● WHAT IS EXPECTED: Work out how many lines of the records contain "küszöbérték". Answer with the number and nothing else.

● RECORDS TO USE:

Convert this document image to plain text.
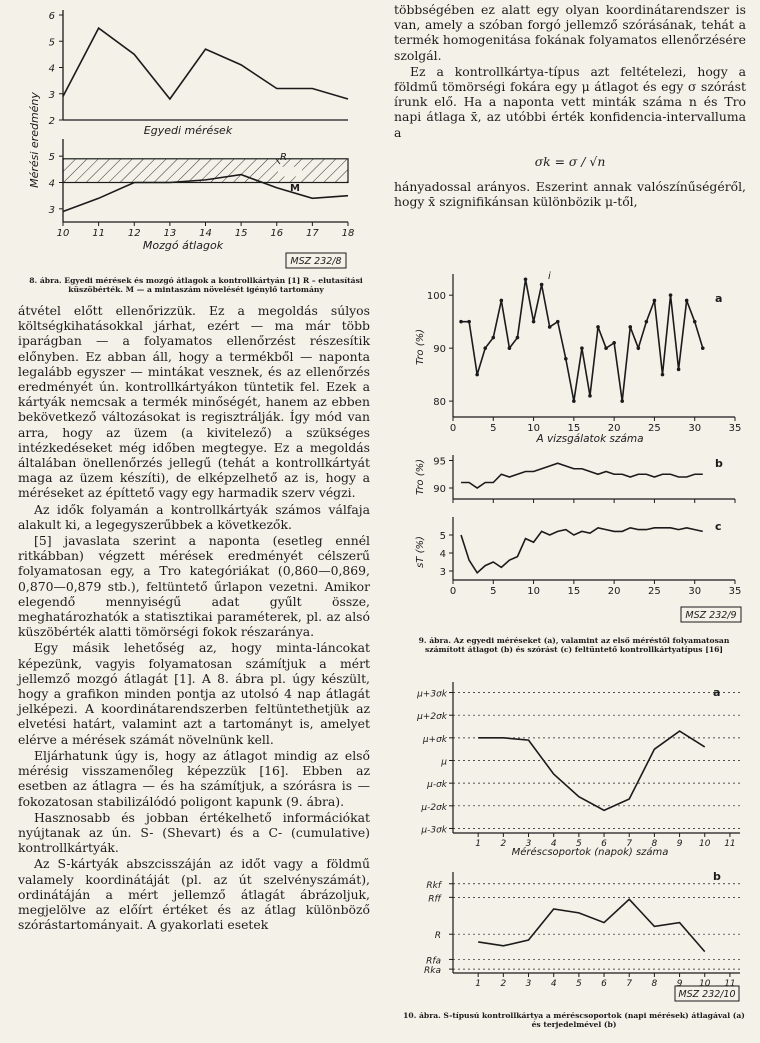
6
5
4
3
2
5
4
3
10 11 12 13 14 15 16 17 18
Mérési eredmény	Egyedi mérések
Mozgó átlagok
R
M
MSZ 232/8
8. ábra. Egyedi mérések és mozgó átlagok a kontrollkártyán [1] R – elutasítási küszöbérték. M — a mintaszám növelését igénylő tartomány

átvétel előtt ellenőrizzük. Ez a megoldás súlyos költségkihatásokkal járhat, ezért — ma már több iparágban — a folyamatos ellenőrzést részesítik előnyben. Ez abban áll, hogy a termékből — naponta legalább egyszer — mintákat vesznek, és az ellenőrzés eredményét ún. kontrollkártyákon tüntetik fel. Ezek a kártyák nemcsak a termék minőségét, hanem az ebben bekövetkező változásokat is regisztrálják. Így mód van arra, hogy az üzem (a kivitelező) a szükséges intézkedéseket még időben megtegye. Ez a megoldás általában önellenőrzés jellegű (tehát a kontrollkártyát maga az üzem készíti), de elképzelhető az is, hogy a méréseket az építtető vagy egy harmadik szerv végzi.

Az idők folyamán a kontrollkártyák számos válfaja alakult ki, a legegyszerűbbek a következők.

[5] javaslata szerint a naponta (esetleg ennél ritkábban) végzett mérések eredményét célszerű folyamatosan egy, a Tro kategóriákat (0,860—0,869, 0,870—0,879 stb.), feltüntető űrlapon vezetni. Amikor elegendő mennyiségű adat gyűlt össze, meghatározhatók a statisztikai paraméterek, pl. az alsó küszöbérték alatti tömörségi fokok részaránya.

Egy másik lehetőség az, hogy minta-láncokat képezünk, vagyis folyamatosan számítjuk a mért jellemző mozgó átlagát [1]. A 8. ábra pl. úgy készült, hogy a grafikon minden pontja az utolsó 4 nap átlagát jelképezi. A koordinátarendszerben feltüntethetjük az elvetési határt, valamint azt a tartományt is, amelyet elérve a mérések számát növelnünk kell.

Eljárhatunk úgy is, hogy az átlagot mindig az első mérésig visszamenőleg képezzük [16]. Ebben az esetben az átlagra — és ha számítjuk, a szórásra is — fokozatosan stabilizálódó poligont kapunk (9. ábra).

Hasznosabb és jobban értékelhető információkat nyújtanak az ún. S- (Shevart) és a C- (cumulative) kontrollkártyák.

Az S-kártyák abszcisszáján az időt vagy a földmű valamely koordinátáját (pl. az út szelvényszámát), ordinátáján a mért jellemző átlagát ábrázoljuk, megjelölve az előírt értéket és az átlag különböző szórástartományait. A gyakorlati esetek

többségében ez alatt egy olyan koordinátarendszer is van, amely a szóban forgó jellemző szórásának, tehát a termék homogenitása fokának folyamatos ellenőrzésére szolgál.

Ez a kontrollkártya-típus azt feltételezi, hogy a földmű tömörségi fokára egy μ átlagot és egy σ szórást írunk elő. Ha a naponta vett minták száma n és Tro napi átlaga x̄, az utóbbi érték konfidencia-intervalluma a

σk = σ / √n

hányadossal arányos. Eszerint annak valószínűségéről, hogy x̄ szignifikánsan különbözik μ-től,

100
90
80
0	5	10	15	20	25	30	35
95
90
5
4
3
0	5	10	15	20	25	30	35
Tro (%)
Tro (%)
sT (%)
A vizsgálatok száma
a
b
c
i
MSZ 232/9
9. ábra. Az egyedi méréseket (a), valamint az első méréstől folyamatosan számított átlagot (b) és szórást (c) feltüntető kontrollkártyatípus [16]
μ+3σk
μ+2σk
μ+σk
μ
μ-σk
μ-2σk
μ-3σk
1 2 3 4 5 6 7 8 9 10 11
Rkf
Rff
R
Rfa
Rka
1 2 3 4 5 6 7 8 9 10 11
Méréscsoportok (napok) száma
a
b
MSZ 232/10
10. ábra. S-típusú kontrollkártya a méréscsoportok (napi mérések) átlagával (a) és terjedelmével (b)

==

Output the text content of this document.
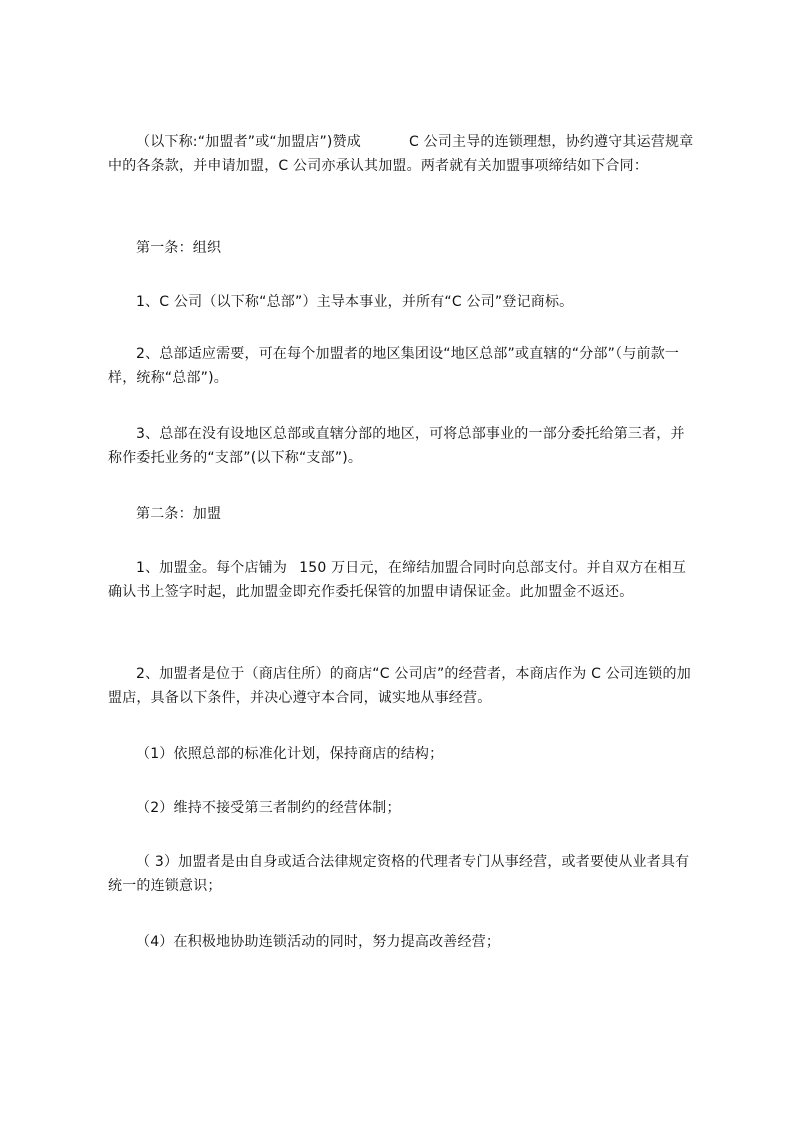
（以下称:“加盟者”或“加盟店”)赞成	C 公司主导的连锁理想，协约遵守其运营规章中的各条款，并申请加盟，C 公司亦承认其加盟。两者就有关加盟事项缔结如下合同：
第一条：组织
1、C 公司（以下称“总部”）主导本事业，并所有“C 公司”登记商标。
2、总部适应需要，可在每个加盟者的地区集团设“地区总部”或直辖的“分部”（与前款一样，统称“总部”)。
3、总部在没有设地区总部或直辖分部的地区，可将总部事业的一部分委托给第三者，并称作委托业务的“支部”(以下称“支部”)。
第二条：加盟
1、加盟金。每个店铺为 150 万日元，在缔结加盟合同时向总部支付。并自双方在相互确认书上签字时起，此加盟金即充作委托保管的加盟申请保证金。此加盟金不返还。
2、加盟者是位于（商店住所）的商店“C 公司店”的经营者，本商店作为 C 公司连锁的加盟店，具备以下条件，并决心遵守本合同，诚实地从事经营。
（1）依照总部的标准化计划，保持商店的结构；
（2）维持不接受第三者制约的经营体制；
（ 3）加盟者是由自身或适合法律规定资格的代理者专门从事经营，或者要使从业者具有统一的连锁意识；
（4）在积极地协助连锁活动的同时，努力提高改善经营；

● SOLUTION FOR THIS PROBLEM: 2